Part of a data file:
_ _ _ _ _ _ _

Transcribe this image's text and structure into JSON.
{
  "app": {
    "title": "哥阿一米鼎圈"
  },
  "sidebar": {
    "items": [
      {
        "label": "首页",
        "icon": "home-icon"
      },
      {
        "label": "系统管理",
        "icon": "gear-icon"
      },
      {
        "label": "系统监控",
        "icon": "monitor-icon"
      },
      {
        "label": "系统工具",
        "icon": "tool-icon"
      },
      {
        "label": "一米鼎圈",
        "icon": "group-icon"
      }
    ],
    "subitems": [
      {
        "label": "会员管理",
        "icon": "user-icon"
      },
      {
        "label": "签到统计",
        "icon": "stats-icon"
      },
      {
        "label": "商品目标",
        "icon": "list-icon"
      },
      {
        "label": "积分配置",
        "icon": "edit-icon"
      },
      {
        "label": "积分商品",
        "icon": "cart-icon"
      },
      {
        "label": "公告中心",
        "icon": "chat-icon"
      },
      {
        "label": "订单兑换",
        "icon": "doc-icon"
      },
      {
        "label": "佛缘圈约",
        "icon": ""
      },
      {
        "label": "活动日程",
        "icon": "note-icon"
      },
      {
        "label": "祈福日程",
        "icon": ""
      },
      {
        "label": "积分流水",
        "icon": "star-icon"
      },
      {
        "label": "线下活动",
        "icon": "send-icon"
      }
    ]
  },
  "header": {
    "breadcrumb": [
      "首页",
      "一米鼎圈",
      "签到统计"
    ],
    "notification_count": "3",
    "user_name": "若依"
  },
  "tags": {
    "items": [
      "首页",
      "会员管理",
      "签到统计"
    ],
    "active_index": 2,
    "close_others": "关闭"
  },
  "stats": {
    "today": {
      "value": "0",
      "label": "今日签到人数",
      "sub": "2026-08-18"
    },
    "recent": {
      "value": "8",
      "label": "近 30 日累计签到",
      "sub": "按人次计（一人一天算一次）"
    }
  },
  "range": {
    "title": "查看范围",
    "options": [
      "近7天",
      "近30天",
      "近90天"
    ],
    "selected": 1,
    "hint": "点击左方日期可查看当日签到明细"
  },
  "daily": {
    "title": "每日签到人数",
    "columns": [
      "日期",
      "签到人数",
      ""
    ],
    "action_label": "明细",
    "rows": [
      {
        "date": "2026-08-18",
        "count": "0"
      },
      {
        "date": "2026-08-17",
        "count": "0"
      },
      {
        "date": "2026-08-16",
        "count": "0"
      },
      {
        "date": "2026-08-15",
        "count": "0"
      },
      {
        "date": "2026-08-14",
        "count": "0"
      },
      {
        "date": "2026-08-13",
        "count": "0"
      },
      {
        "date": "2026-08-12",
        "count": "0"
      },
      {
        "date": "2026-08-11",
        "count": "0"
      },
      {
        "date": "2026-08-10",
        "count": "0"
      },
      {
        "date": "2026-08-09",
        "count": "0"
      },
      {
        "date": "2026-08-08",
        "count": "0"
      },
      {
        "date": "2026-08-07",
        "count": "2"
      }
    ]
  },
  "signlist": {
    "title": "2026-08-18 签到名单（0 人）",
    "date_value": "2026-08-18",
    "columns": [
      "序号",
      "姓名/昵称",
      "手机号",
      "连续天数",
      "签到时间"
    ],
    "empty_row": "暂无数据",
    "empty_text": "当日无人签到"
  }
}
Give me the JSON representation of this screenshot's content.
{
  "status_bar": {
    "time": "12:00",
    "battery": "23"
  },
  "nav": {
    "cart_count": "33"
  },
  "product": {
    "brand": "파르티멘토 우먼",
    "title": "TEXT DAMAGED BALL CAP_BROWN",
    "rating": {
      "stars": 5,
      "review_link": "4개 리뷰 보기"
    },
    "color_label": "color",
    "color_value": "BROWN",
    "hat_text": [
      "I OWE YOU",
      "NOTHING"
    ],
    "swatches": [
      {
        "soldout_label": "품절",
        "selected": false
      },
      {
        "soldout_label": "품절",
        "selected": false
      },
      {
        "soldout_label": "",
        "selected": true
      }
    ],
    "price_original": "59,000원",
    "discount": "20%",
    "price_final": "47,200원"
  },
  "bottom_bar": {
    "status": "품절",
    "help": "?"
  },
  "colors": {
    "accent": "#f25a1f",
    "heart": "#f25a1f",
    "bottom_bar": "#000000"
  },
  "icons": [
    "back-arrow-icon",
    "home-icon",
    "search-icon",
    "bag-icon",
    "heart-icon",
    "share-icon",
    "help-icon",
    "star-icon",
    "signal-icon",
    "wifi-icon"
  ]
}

_ _ _ _ _ _ _

# Direction
Write out all the entries exactly.

# Finished task
Transcribe this image's text and structure into JSON.
{
  "app": {
    "title": "哥阿一米鼎圈"
  },
  "sidebar": {
    "items": [
      {
        "label": "首页",
        "icon": "home-icon"
      },
      {
        "label": "系统管理",
        "icon": "gear-icon"
      },
      {
        "label": "系统监控",
        "icon": "monitor-icon"
      },
      {
        "label": "系统工具",
        "icon": "tool-icon"
      },
      {
        "label": "一米鼎圈",
        "icon": "group-icon"
      }
    ],
    "subitems": [
      {
        "label": "会员管理",
        "icon": "user-icon"
      },
      {
        "label": "签到统计",
        "icon": "stats-icon"
      },
      {
        "label": "商品目标",
        "icon": "list-icon"
      },
      {
        "label": "积分配置",
        "icon": "edit-icon"
      },
      {
        "label": "积分商品",
        "icon": "cart-icon"
      },
      {
        "label": "公告中心",
        "icon": "chat-icon"
      },
      {
        "label": "订单兑换",
        "icon": "doc-icon"
      },
      {
        "label": "佛缘圈约",
        "icon": ""
      },
      {
        "label": "活动日程",
        "icon": "note-icon"
      },
      {
        "label": "祈福日程",
        "icon": ""
      },
      {
        "label": "积分流水",
        "icon": "star-icon"
      },
      {
        "label": "线下活动",
        "icon": "send-icon"
      }
    ]
  },
  "header": {
    "breadcrumb": [
      "首页",
      "一米鼎圈",
      "签到统计"
    ],
    "notification_count": "3",
    "user_name": "若依"
  },
  "tags": {
    "items": [
      "首页",
      "会员管理",
      "签到统计"
    ],
    "active_index": 2,
    "close_others": "关闭"
  },
  "stats": {
    "today": {
      "value": "0",
      "label": "今日签到人数",
      "sub": "2026-08-18"
    },
    "recent": {
      "value": "8",
      "label": "近 30 日累计签到",
      "sub": "按人次计（一人一天算一次）"
    }
  },
  "range": {
    "title": "查看范围",
    "options": [
      "近7天",
      "近30天",
      "近90天"
    ],
    "selected": 1,
    "hint": "点击左方日期可查看当日签到明细"
  },
  "daily": {
    "title": "每日签到人数",
    "columns": [
      "日期",
      "签到人数",
      ""
    ],
    "action_label": "明细",
    "rows": [
      {
        "date": "2026-08-18",
        "count": "0"
      },
      {
        "date": "2026-08-17",
        "count": "0"
      },
      {
        "date": "2026-08-16",
        "count": "0"
      },
      {
        "date": "2026-08-15",
        "count": "0"
      },
      {
        "date": "2026-08-14",
        "count": "0"
      },
      {
        "date": "2026-08-13",
        "count": "0"
      },
      {
        "date": "2026-08-12",
        "count": "0"
      },
      {
        "date": "2026-08-11",
        "count": "0"
      },
      {
        "date": "2026-08-10",
        "count": "0"
      },
      {
        "date": "2026-08-09",
        "count": "0"
      },
      {
        "date": "2026-08-08",
        "count": "0"
      },
      {
        "date": "2026-08-07",
        "count": "2"
      }
    ]
  },
  "signlist": {
    "title": "2026-08-18 签到名单（0 人）",
    "date_value": "2026-08-18",
    "columns": [
      "序号",
      "姓名/昵称",
      "手机号",
      "连续天数",
      "签到时间"
    ],
    "empty_row": "暂无数据",
    "empty_text": "当日无人签到"
  }
}
Give me the JSON representation of this screenshot's content.
{
  "status_bar": {
    "time": "12:00",
    "battery": "23"
  },
  "nav": {
    "cart_count": "33"
  },
  "product": {
    "brand": "파르티멘토 우먼",
    "title": "TEXT DAMAGED BALL CAP_BROWN",
    "rating": {
      "stars": 5,
      "review_link": "4개 리뷰 보기"
    },
    "color_label": "color",
    "color_value": "BROWN",
    "hat_text": [
      "I OWE YOU",
      "NOTHING"
    ],
    "swatches": [
      {
        "soldout_label": "품절",
        "selected": false
      },
      {
        "soldout_label": "품절",
        "selected": false
      },
      {
        "soldout_label": "",
        "selected": true
      }
    ],
    "price_original": "59,000원",
    "discount": "20%",
    "price_final": "47,200원"
  },
  "bottom_bar": {
    "status": "품절",
    "help": "?"
  },
  "colors": {
    "accent": "#f25a1f",
    "heart": "#f25a1f",
    "bottom_bar": "#000000"
  },
  "icons": [
    "back-arrow-icon",
    "home-icon",
    "search-icon",
    "bag-icon",
    "heart-icon",
    "share-icon",
    "help-icon",
    "star-icon",
    "signal-icon",
    "wifi-icon"
  ]
}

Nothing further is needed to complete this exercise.